::: Exercise materials :::
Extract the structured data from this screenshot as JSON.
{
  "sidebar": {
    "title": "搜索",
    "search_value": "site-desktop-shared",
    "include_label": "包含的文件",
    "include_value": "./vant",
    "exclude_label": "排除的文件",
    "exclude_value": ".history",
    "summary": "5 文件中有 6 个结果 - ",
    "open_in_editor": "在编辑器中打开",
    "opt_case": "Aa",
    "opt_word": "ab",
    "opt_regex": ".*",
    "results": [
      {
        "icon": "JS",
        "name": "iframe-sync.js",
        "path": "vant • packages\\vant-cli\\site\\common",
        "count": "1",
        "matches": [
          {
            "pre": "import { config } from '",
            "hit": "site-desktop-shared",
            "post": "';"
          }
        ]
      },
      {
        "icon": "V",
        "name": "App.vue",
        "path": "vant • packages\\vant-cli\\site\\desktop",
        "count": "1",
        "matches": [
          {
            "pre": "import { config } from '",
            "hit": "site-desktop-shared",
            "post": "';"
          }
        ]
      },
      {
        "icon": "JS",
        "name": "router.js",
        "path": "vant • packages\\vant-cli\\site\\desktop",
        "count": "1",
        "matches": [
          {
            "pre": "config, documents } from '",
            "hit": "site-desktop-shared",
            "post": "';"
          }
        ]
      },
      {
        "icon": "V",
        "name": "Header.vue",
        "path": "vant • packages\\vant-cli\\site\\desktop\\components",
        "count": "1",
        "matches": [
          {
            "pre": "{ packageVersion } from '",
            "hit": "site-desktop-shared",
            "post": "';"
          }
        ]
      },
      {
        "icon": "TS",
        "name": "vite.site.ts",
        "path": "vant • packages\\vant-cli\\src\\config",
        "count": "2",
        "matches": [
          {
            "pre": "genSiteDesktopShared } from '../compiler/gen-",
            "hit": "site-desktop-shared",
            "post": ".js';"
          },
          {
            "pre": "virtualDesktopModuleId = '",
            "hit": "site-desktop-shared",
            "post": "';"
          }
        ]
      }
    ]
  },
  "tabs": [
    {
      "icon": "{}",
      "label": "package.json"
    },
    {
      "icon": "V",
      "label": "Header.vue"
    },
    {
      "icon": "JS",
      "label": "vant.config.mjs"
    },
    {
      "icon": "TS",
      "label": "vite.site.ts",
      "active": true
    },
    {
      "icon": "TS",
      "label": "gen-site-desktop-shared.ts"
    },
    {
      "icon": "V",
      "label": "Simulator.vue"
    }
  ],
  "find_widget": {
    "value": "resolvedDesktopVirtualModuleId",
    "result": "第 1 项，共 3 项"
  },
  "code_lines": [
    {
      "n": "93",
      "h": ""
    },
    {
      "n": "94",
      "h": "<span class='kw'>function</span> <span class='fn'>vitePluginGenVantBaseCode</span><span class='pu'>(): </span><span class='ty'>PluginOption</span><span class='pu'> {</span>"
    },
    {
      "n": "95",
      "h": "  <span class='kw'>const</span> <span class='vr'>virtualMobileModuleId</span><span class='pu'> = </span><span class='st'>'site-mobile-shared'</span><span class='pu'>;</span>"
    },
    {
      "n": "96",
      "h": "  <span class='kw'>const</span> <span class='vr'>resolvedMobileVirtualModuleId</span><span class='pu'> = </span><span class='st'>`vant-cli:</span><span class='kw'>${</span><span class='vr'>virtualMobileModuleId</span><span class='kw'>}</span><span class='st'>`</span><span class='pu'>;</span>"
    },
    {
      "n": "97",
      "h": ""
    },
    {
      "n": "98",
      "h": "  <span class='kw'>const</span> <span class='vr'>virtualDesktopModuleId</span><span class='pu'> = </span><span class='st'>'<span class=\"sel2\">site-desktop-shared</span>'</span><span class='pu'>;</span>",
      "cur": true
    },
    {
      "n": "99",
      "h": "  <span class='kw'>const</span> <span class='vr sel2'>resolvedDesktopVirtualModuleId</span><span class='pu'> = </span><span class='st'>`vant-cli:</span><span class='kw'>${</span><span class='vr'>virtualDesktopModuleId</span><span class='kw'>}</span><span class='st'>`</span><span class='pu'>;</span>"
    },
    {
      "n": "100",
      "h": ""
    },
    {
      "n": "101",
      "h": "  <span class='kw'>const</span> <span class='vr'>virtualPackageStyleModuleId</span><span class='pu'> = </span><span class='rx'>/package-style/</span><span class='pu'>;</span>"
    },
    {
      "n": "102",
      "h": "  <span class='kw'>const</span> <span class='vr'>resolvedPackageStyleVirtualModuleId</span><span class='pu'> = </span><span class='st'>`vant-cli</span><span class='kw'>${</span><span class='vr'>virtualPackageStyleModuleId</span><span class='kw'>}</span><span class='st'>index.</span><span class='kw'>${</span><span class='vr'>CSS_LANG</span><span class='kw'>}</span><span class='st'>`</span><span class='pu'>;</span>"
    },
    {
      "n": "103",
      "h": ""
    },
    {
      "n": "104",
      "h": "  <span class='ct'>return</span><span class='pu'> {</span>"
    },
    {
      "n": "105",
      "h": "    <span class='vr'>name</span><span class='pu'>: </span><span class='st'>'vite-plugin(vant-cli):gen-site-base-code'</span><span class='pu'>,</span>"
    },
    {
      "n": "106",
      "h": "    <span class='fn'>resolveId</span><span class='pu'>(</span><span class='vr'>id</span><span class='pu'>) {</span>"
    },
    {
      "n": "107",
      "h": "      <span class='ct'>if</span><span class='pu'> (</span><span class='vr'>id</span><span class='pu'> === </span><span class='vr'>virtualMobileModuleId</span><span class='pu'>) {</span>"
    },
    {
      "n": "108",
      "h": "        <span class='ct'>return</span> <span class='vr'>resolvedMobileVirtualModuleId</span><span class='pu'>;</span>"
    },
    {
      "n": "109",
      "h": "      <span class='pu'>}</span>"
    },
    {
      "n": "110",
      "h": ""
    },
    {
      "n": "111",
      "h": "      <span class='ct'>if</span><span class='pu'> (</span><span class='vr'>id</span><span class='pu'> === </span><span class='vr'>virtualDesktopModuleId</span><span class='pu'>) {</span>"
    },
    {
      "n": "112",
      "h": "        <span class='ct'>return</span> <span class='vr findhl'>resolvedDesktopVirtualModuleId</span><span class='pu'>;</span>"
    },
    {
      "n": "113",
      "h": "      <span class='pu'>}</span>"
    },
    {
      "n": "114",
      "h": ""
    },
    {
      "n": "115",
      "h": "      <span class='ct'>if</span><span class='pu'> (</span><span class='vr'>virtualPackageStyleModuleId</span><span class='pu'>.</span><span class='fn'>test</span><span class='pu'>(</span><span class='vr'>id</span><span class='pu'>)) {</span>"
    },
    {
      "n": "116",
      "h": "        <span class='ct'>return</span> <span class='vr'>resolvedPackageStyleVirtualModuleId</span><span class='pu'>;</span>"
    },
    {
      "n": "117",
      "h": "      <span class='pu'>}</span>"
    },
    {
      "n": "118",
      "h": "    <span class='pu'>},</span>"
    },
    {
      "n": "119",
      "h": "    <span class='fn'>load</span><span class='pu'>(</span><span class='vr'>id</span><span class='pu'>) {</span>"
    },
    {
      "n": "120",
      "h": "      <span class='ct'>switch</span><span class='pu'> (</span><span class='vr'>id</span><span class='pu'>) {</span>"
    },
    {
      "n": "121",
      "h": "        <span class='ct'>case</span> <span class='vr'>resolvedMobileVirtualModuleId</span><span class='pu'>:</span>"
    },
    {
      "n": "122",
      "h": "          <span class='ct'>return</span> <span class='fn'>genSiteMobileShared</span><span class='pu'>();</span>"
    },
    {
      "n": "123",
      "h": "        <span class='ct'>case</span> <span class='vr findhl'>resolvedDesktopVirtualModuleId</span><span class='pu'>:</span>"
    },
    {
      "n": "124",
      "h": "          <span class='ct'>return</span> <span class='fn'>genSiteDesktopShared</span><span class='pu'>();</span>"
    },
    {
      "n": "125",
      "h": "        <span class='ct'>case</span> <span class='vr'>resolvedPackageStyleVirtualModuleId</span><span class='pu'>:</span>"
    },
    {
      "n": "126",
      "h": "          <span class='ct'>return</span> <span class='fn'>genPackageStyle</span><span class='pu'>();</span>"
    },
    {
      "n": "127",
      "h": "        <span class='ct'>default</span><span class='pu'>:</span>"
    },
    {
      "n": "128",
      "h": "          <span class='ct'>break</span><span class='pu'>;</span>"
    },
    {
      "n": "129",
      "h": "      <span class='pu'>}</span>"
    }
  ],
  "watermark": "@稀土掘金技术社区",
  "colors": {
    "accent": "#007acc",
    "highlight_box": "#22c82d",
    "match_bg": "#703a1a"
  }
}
:::
Directions:
Every line that holds the word "name" should be extracted.

Response to this exercise:
        "name": "iframe-sync.js",
        "name": "App.vue",
        "name": "router.js",
        "name": "Header.vue",
        "name": "vite.site.ts",
      "h": "    <span class='vr'>name</span><span class='pu'>: </span><span class='st'>'vite-plugin(vant-cli):gen-site-base-code'</span><span class='pu'>,</span>"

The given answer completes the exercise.